╭─ DATA

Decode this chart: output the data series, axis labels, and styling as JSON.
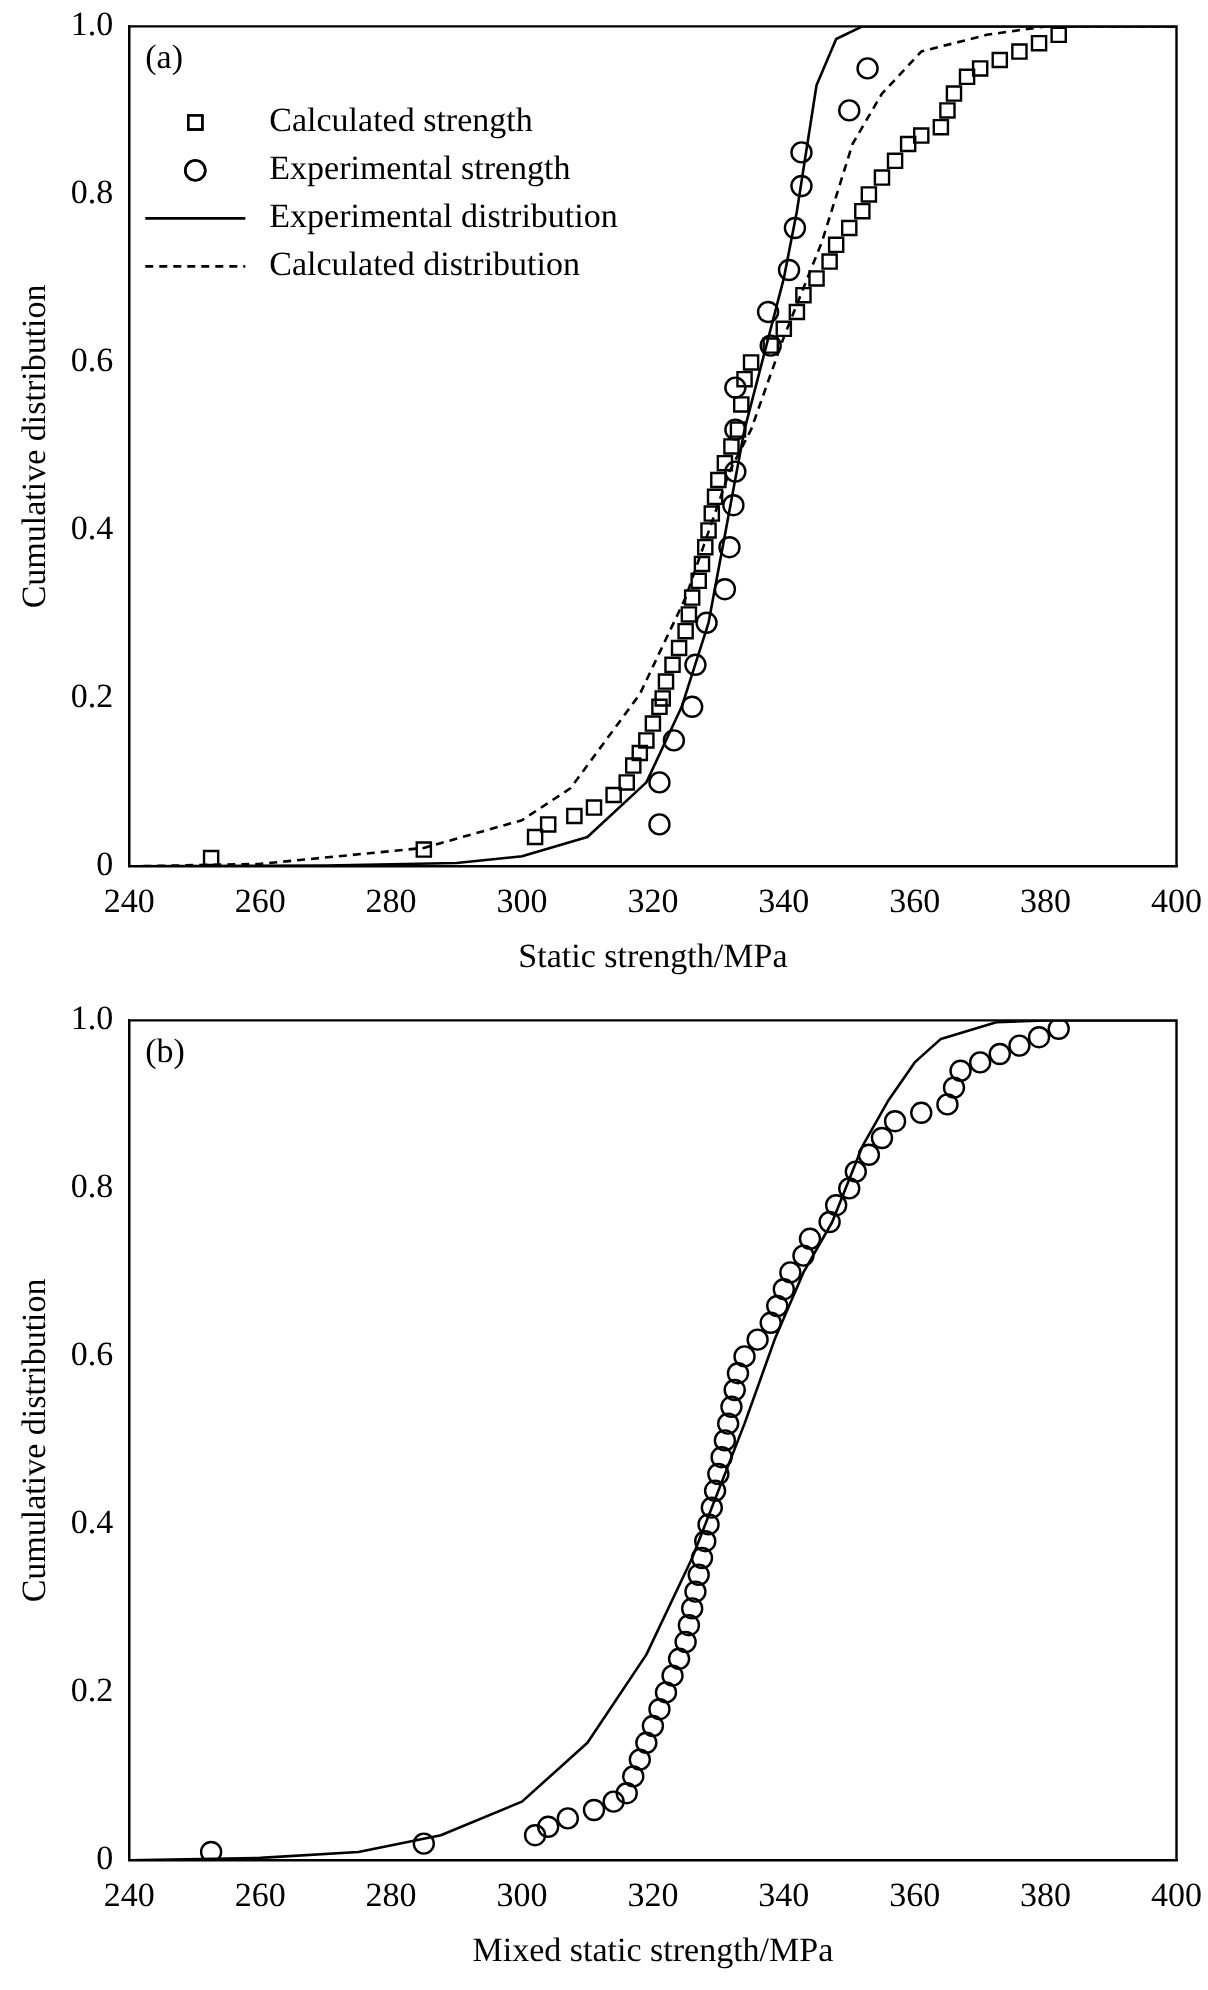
{
  "chart_data": [
    {
      "type": "scatter",
      "xlabel": "Static strength/MPa",
      "ylabel": "Cumulative distribution",
      "annotations": [
        "(a)"
      ],
      "legend": "top left",
      "xlim": [
        240,
        400
      ],
      "xticks": [
        240,
        260,
        280,
        300,
        320,
        340,
        360,
        380,
        400
      ],
      "ylim": [
        0,
        1
      ],
      "yticks": [
        0,
        0.2,
        0.4,
        0.6,
        0.8,
        {
          "value": 1,
          "label": "1.0"
        }
      ],
      "series": [
        {
          "name": "Calculated strength",
          "marker": "square",
          "color": "#000000",
          "x": [
            252.5,
            285,
            302,
            304,
            308,
            311,
            314,
            316,
            317,
            318,
            319,
            320,
            321,
            321.5,
            322,
            323,
            324,
            325,
            325.5,
            326,
            327,
            327.5,
            328,
            328.5,
            329,
            329.5,
            330,
            331,
            332,
            333,
            333.5,
            334,
            335,
            338,
            340,
            342,
            343,
            345,
            347,
            348,
            350,
            352,
            353,
            355,
            357,
            359,
            361,
            364,
            365,
            366,
            368,
            370,
            373,
            376,
            379,
            382
          ],
          "values": [
            0.01,
            0.02,
            0.035,
            0.05,
            0.06,
            0.07,
            0.085,
            0.1,
            0.12,
            0.135,
            0.15,
            0.17,
            0.19,
            0.2,
            0.22,
            0.24,
            0.26,
            0.28,
            0.3,
            0.32,
            0.34,
            0.36,
            0.38,
            0.4,
            0.42,
            0.44,
            0.46,
            0.48,
            0.5,
            0.52,
            0.55,
            0.58,
            0.6,
            0.62,
            0.64,
            0.66,
            0.68,
            0.7,
            0.72,
            0.74,
            0.76,
            0.78,
            0.8,
            0.82,
            0.84,
            0.86,
            0.87,
            0.88,
            0.9,
            0.92,
            0.94,
            0.95,
            0.96,
            0.97,
            0.98,
            0.99
          ]
        },
        {
          "name": "Experimental strength",
          "marker": "circle",
          "color": "#000000",
          "x": [
            321,
            321,
            323.2,
            326,
            326.5,
            328.2,
            331,
            331.7,
            332.3,
            332.6,
            332.6,
            332.6,
            338,
            337.6,
            340.8,
            341.7,
            342.7,
            342.7,
            350,
            352.8
          ],
          "values": [
            0.05,
            0.1,
            0.15,
            0.19,
            0.24,
            0.29,
            0.33,
            0.38,
            0.43,
            0.47,
            0.52,
            0.57,
            0.62,
            0.66,
            0.71,
            0.76,
            0.81,
            0.85,
            0.9,
            0.95
          ]
        },
        {
          "name": "Experimental distribution",
          "type": "line",
          "marker": "none",
          "line_style": "solid",
          "color": "#000000",
          "x": [
            240,
            270,
            290,
            300,
            310,
            319,
            324.4,
            328.5,
            334,
            340,
            342,
            345,
            348,
            352,
            360,
            400
          ],
          "values": [
            0,
            0.001,
            0.004,
            0.012,
            0.035,
            0.1,
            0.19,
            0.29,
            0.52,
            0.7,
            0.78,
            0.93,
            0.985,
            1,
            1,
            1
          ]
        },
        {
          "name": "Calculated distribution",
          "type": "line",
          "marker": "none",
          "line_style": "dashed",
          "color": "#000000",
          "x": [
            240,
            260,
            285,
            300,
            307.4,
            318,
            325,
            331.7,
            335,
            340,
            345.8,
            350.5,
            355,
            361,
            371,
            380,
            400
          ],
          "values": [
            0,
            0.003,
            0.022,
            0.055,
            0.093,
            0.205,
            0.32,
            0.47,
            0.52,
            0.63,
            0.743,
            0.86,
            0.92,
            0.97,
            0.99,
            1,
            1
          ]
        }
      ]
    },
    {
      "type": "scatter",
      "xlabel": "Mixed static strength/MPa",
      "ylabel": "Cumulative distribution",
      "annotations": [
        "(b)"
      ],
      "xlim": [
        240,
        400
      ],
      "xticks": [
        240,
        260,
        280,
        300,
        320,
        340,
        360,
        380,
        400
      ],
      "ylim": [
        0,
        1
      ],
      "yticks": [
        0,
        0.2,
        0.4,
        0.6,
        0.8,
        {
          "value": 1,
          "label": "1.0"
        }
      ],
      "series": [
        {
          "marker": "circle",
          "color": "#000000",
          "x": [
            252.5,
            285,
            302,
            304,
            307,
            311,
            314,
            316,
            317,
            318,
            319,
            320,
            321,
            322,
            323,
            324,
            325,
            325.5,
            326,
            326.5,
            327,
            327.5,
            328,
            328.5,
            329,
            329.5,
            330,
            330.5,
            331,
            331.5,
            332,
            332.5,
            333,
            334,
            336,
            338,
            339,
            340,
            341,
            343,
            344,
            347,
            348,
            350,
            351,
            353,
            355,
            357,
            361,
            365,
            366,
            367,
            370,
            373,
            376,
            379,
            382
          ],
          "values": [
            0.01,
            0.02,
            0.03,
            0.04,
            0.05,
            0.06,
            0.07,
            0.08,
            0.1,
            0.12,
            0.14,
            0.16,
            0.18,
            0.2,
            0.22,
            0.24,
            0.26,
            0.28,
            0.3,
            0.32,
            0.34,
            0.36,
            0.38,
            0.4,
            0.42,
            0.44,
            0.46,
            0.48,
            0.5,
            0.52,
            0.54,
            0.56,
            0.58,
            0.6,
            0.62,
            0.64,
            0.66,
            0.68,
            0.7,
            0.72,
            0.74,
            0.76,
            0.78,
            0.8,
            0.82,
            0.84,
            0.86,
            0.88,
            0.89,
            0.9,
            0.92,
            0.94,
            0.95,
            0.96,
            0.97,
            0.98,
            0.99
          ]
        },
        {
          "type": "line",
          "marker": "none",
          "line_style": "solid",
          "color": "#000000",
          "x": [
            240,
            260,
            275,
            287.6,
            300,
            310,
            319,
            326,
            334,
            338.6,
            343,
            347.4,
            352,
            356,
            360,
            364,
            372.6,
            380,
            400
          ],
          "values": [
            0,
            0.003,
            0.01,
            0.03,
            0.07,
            0.14,
            0.245,
            0.36,
            0.52,
            0.62,
            0.7,
            0.76,
            0.85,
            0.905,
            0.95,
            0.978,
            0.998,
            1,
            1
          ]
        }
      ]
    }
  ]
}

╰─

• [AIM OF THE TASK] Give all the entries again exactly, dropping each picture.

• [SOLUTION FOR THIS PROBLEM]
Decode this chart: output the data series, axis labels, and styling as JSON.
{
  "chart_data": [
    {
      "type": "scatter",
      "xlabel": "Static strength/MPa",
      "ylabel": "Cumulative distribution",
      "annotations": [
        "(a)"
      ],
      "legend": "top left",
      "xlim": [
        240,
        400
      ],
      "xticks": [
        240,
        260,
        280,
        300,
        320,
        340,
        360,
        380,
        400
      ],
      "ylim": [
        0,
        1
      ],
      "yticks": [
        0,
        0.2,
        0.4,
        0.6,
        0.8,
        {
          "value": 1,
          "label": "1.0"
        }
      ],
      "series": [
        {
          "name": "Calculated strength",
          "marker": "square",
          "color": "#000000",
          "x": [
            252.5,
            285,
            302,
            304,
            308,
            311,
            314,
            316,
            317,
            318,
            319,
            320,
            321,
            321.5,
            322,
            323,
            324,
            325,
            325.5,
            326,
            327,
            327.5,
            328,
            328.5,
            329,
            329.5,
            330,
            331,
            332,
            333,
            333.5,
            334,
            335,
            338,
            340,
            342,
            343,
            345,
            347,
            348,
            350,
            352,
            353,
            355,
            357,
            359,
            361,
            364,
            365,
            366,
            368,
            370,
            373,
            376,
            379,
            382
          ],
          "values": [
            0.01,
            0.02,
            0.035,
            0.05,
            0.06,
            0.07,
            0.085,
            0.1,
            0.12,
            0.135,
            0.15,
            0.17,
            0.19,
            0.2,
            0.22,
            0.24,
            0.26,
            0.28,
            0.3,
            0.32,
            0.34,
            0.36,
            0.38,
            0.4,
            0.42,
            0.44,
            0.46,
            0.48,
            0.5,
            0.52,
            0.55,
            0.58,
            0.6,
            0.62,
            0.64,
            0.66,
            0.68,
            0.7,
            0.72,
            0.74,
            0.76,
            0.78,
            0.8,
            0.82,
            0.84,
            0.86,
            0.87,
            0.88,
            0.9,
            0.92,
            0.94,
            0.95,
            0.96,
            0.97,
            0.98,
            0.99
          ]
        },
        {
          "name": "Experimental strength",
          "marker": "circle",
          "color": "#000000",
          "x": [
            321,
            321,
            323.2,
            326,
            326.5,
            328.2,
            331,
            331.7,
            332.3,
            332.6,
            332.6,
            332.6,
            338,
            337.6,
            340.8,
            341.7,
            342.7,
            342.7,
            350,
            352.8
          ],
          "values": [
            0.05,
            0.1,
            0.15,
            0.19,
            0.24,
            0.29,
            0.33,
            0.38,
            0.43,
            0.47,
            0.52,
            0.57,
            0.62,
            0.66,
            0.71,
            0.76,
            0.81,
            0.85,
            0.9,
            0.95
          ]
        },
        {
          "name": "Experimental distribution",
          "type": "line",
          "marker": "none",
          "line_style": "solid",
          "color": "#000000",
          "x": [
            240,
            270,
            290,
            300,
            310,
            319,
            324.4,
            328.5,
            334,
            340,
            342,
            345,
            348,
            352,
            360,
            400
          ],
          "values": [
            0,
            0.001,
            0.004,
            0.012,
            0.035,
            0.1,
            0.19,
            0.29,
            0.52,
            0.7,
            0.78,
            0.93,
            0.985,
            1,
            1,
            1
          ]
        },
        {
          "name": "Calculated distribution",
          "type": "line",
          "marker": "none",
          "line_style": "dashed",
          "color": "#000000",
          "x": [
            240,
            260,
            285,
            300,
            307.4,
            318,
            325,
            331.7,
            335,
            340,
            345.8,
            350.5,
            355,
            361,
            371,
            380,
            400
          ],
          "values": [
            0,
            0.003,
            0.022,
            0.055,
            0.093,
            0.205,
            0.32,
            0.47,
            0.52,
            0.63,
            0.743,
            0.86,
            0.92,
            0.97,
            0.99,
            1,
            1
          ]
        }
      ]
    },
    {
      "type": "scatter",
      "xlabel": "Mixed static strength/MPa",
      "ylabel": "Cumulative distribution",
      "annotations": [
        "(b)"
      ],
      "xlim": [
        240,
        400
      ],
      "xticks": [
        240,
        260,
        280,
        300,
        320,
        340,
        360,
        380,
        400
      ],
      "ylim": [
        0,
        1
      ],
      "yticks": [
        0,
        0.2,
        0.4,
        0.6,
        0.8,
        {
          "value": 1,
          "label": "1.0"
        }
      ],
      "series": [
        {
          "marker": "circle",
          "color": "#000000",
          "x": [
            252.5,
            285,
            302,
            304,
            307,
            311,
            314,
            316,
            317,
            318,
            319,
            320,
            321,
            322,
            323,
            324,
            325,
            325.5,
            326,
            326.5,
            327,
            327.5,
            328,
            328.5,
            329,
            329.5,
            330,
            330.5,
            331,
            331.5,
            332,
            332.5,
            333,
            334,
            336,
            338,
            339,
            340,
            341,
            343,
            344,
            347,
            348,
            350,
            351,
            353,
            355,
            357,
            361,
            365,
            366,
            367,
            370,
            373,
            376,
            379,
            382
          ],
          "values": [
            0.01,
            0.02,
            0.03,
            0.04,
            0.05,
            0.06,
            0.07,
            0.08,
            0.1,
            0.12,
            0.14,
            0.16,
            0.18,
            0.2,
            0.22,
            0.24,
            0.26,
            0.28,
            0.3,
            0.32,
            0.34,
            0.36,
            0.38,
            0.4,
            0.42,
            0.44,
            0.46,
            0.48,
            0.5,
            0.52,
            0.54,
            0.56,
            0.58,
            0.6,
            0.62,
            0.64,
            0.66,
            0.68,
            0.7,
            0.72,
            0.74,
            0.76,
            0.78,
            0.8,
            0.82,
            0.84,
            0.86,
            0.88,
            0.89,
            0.9,
            0.92,
            0.94,
            0.95,
            0.96,
            0.97,
            0.98,
            0.99
          ]
        },
        {
          "type": "line",
          "marker": "none",
          "line_style": "solid",
          "color": "#000000",
          "x": [
            240,
            260,
            275,
            287.6,
            300,
            310,
            319,
            326,
            334,
            338.6,
            343,
            347.4,
            352,
            356,
            360,
            364,
            372.6,
            380,
            400
          ],
          "values": [
            0,
            0.003,
            0.01,
            0.03,
            0.07,
            0.14,
            0.245,
            0.36,
            0.52,
            0.62,
            0.7,
            0.76,
            0.85,
            0.905,
            0.95,
            0.978,
            0.998,
            1,
            1
          ]
        }
      ]
    }
  ]
}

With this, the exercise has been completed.